:: THE DATA
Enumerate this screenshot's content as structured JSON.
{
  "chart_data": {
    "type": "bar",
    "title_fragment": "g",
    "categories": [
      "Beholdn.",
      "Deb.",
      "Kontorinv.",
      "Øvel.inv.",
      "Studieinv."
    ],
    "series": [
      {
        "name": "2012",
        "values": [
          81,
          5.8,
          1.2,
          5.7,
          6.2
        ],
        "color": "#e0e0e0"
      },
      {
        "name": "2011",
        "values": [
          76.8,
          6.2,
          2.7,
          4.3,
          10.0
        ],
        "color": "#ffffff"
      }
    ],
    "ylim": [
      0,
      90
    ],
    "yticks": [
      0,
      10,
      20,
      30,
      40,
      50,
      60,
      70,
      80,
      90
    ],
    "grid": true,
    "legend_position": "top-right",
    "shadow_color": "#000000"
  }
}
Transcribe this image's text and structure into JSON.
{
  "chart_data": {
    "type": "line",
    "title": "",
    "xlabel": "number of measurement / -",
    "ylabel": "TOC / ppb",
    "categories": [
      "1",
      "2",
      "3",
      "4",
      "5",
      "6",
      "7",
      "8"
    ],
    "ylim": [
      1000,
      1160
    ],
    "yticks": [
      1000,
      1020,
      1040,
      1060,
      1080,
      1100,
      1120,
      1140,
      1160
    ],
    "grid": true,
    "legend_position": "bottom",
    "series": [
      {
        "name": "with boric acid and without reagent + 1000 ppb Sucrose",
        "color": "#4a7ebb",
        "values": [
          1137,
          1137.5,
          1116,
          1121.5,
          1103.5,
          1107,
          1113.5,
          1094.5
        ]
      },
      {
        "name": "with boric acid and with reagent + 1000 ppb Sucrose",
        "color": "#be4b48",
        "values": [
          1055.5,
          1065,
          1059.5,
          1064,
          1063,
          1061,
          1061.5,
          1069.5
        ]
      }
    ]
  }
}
::::
* **REQUIREMENT**
Each line from the one containing "Transcribe this image's" through the end of the entries, both included, is to be returned exactly, with no other lines.

* **OUTPUT**
Transcribe this image's text and structure into JSON.
{
  "chart_data": {
    "type": "line",
    "title": "",
    "xlabel": "number of measurement / -",
    "ylabel": "TOC / ppb",
    "categories": [
      "1",
      "2",
      "3",
      "4",
      "5",
      "6",
      "7",
      "8"
    ],
    "ylim": [
      1000,
      1160
    ],
    "yticks": [
      1000,
      1020,
      1040,
      1060,
      1080,
      1100,
      1120,
      1140,
      1160
    ],
    "grid": true,
    "legend_position": "bottom",
    "series": [
      {
        "name": "with boric acid and without reagent + 1000 ppb Sucrose",
        "color": "#4a7ebb",
        "values": [
          1137,
          1137.5,
          1116,
          1121.5,
          1103.5,
          1107,
          1113.5,
          1094.5
        ]
      },
      {
        "name": "with boric acid and with reagent + 1000 ppb Sucrose",
        "color": "#be4b48",
        "values": [
          1055.5,
          1065,
          1059.5,
          1064,
          1063,
          1061,
          1061.5,
          1069.5
        ]
      }
    ]
  }
}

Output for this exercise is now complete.